(PROBLEM REQUIREMENTS):
Pull each line holding "Việt" out of the entries below.

— BEGIN THE INPUT —

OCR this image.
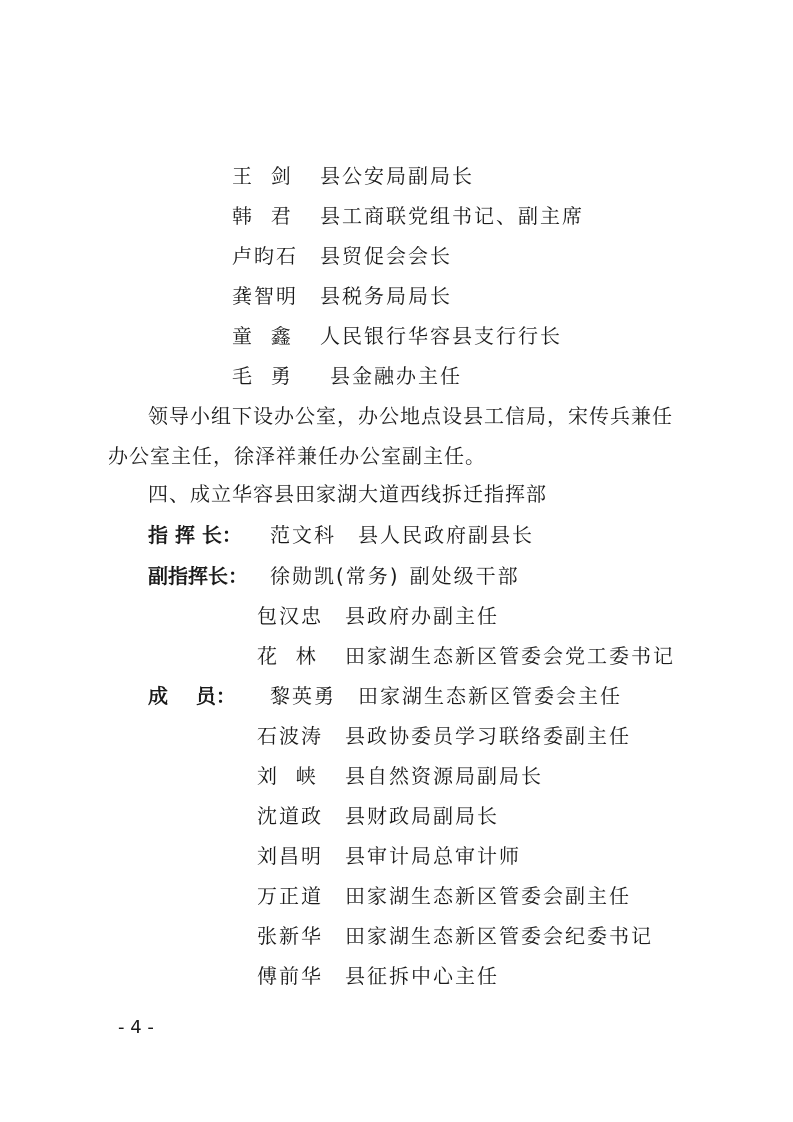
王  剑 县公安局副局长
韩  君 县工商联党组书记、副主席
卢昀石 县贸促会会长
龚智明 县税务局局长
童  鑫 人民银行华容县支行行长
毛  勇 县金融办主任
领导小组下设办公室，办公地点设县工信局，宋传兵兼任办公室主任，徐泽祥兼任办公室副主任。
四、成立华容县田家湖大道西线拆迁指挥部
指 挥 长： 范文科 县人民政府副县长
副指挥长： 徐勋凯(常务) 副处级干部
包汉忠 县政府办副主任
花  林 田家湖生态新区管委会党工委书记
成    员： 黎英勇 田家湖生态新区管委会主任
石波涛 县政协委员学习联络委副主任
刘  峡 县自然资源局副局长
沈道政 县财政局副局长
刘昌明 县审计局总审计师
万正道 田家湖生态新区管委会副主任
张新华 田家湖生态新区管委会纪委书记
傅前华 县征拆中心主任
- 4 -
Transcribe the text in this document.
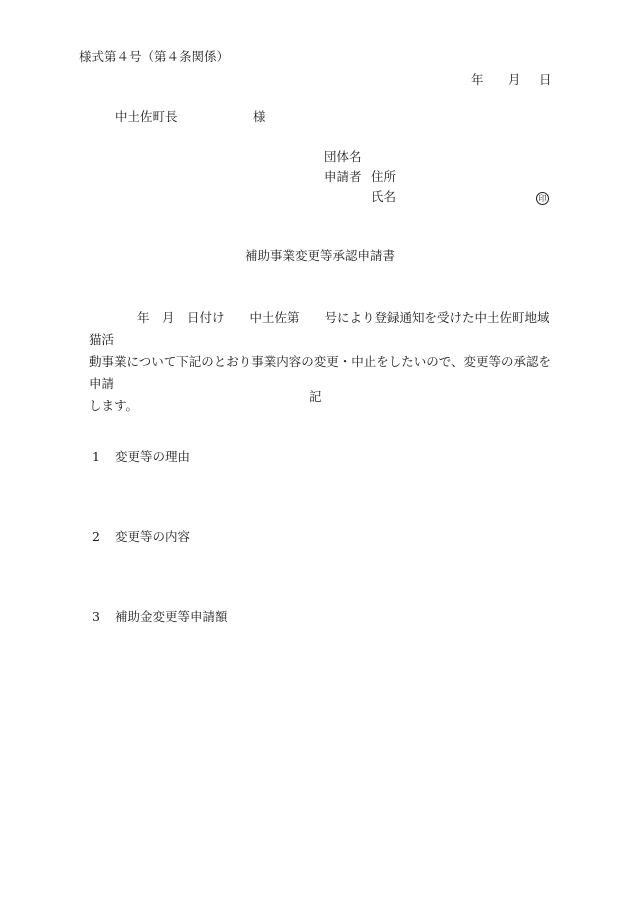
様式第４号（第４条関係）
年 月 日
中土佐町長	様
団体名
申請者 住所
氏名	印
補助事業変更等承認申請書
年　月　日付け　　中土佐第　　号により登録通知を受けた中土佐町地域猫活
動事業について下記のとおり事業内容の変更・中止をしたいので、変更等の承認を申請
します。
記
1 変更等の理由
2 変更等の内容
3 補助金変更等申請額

— END THE INPUT —
— BEGIN THE INPUT —

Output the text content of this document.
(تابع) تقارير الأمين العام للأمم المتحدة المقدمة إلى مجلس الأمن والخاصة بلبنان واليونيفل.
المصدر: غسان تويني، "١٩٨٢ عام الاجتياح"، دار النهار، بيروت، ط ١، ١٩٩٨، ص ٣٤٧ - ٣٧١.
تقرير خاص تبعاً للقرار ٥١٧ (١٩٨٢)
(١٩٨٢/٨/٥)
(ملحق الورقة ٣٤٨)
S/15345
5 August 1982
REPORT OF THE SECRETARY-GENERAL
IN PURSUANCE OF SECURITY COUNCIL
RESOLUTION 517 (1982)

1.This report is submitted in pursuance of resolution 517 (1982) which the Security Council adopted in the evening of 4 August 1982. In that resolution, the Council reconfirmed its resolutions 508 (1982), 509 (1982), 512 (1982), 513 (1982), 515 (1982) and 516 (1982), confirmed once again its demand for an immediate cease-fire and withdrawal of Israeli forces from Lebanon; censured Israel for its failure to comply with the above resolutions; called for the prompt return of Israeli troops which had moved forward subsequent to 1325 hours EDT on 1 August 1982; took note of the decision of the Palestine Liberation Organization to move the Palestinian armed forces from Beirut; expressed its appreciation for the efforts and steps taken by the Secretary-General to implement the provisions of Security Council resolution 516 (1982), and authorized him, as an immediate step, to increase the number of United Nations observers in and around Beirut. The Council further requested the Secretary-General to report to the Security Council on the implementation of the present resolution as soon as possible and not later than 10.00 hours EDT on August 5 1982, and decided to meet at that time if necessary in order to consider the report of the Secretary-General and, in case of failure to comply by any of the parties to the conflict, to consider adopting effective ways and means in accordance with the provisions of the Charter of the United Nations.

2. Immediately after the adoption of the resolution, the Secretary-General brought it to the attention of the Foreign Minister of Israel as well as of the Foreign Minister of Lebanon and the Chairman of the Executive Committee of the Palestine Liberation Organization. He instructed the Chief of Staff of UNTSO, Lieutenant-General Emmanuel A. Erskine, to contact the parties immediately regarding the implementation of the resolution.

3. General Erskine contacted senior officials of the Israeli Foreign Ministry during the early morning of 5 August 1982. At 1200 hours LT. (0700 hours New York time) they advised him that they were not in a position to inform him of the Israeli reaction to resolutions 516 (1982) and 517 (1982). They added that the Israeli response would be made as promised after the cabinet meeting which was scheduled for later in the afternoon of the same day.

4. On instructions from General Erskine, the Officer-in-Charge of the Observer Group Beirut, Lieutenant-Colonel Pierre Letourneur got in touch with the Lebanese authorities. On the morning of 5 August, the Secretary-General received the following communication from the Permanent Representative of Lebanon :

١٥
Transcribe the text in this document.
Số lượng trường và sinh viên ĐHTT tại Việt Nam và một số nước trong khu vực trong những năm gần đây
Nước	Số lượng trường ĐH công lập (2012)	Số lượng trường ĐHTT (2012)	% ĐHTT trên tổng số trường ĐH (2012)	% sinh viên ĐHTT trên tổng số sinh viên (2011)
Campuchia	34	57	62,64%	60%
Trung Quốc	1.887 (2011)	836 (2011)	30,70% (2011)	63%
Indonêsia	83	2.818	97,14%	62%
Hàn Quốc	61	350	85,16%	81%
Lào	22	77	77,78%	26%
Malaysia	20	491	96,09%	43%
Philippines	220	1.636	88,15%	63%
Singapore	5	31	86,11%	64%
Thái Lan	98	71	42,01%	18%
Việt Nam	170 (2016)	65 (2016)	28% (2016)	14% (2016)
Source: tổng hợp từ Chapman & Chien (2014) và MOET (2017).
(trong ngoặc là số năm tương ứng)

— END THE INPUT —
— BEGIN THE INPUT —

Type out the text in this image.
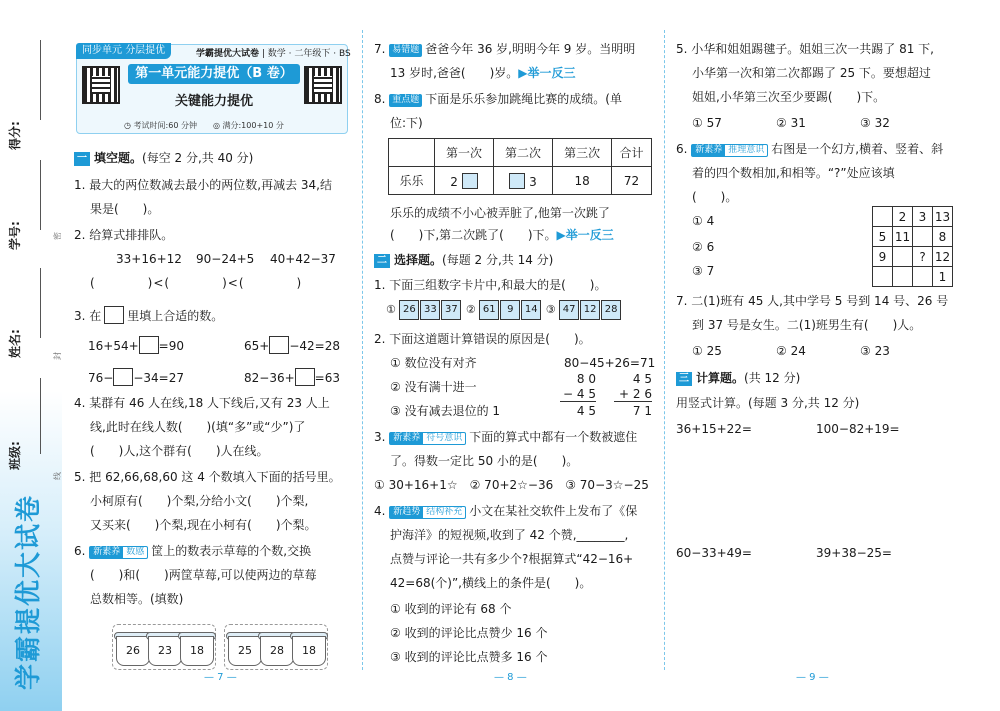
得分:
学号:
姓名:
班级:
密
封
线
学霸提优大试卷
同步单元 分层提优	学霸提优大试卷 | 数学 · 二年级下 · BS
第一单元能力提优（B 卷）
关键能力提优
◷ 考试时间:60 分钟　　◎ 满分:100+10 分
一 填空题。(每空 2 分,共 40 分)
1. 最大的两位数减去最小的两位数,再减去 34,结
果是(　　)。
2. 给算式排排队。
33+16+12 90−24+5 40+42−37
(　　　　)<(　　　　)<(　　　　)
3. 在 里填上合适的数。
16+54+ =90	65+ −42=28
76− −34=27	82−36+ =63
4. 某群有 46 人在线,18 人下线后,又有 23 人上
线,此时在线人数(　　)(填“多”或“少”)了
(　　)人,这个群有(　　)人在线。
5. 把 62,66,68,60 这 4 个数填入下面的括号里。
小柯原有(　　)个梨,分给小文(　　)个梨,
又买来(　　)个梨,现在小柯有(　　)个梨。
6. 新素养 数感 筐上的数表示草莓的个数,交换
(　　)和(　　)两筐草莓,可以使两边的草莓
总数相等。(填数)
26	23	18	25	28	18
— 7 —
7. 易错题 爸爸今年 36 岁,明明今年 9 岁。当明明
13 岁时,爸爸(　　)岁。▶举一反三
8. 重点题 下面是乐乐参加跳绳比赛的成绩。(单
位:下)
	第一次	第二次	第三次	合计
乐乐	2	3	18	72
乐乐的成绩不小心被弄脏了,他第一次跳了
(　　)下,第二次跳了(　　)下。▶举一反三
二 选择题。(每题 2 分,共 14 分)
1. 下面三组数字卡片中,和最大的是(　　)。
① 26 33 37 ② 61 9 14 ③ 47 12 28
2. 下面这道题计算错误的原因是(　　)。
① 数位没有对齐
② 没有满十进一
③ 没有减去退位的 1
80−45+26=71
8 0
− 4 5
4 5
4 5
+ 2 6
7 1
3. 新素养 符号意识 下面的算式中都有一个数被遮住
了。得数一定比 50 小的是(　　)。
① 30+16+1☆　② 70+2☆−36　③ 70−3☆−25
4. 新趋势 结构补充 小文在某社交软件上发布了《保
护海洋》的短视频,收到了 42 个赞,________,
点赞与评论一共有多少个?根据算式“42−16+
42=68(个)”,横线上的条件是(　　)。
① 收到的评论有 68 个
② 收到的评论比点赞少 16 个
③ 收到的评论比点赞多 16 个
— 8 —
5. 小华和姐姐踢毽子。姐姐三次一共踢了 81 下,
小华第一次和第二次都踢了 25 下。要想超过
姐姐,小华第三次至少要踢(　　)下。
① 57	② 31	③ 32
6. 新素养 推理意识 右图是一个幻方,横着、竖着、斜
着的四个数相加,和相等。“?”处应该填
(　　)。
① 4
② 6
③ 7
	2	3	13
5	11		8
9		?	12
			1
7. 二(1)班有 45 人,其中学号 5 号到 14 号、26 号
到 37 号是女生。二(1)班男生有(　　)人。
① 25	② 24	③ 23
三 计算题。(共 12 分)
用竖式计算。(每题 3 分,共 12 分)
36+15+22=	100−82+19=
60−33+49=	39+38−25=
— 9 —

— END THE INPUT —

(REPLY):
Số lượng trường và sinh viên ĐHTT tại Việt Nam và một số nước trong khu vực trong những năm gần đây
Việt Nam	170 (2016)	65 (2016)	28% (2016)	14% (2016)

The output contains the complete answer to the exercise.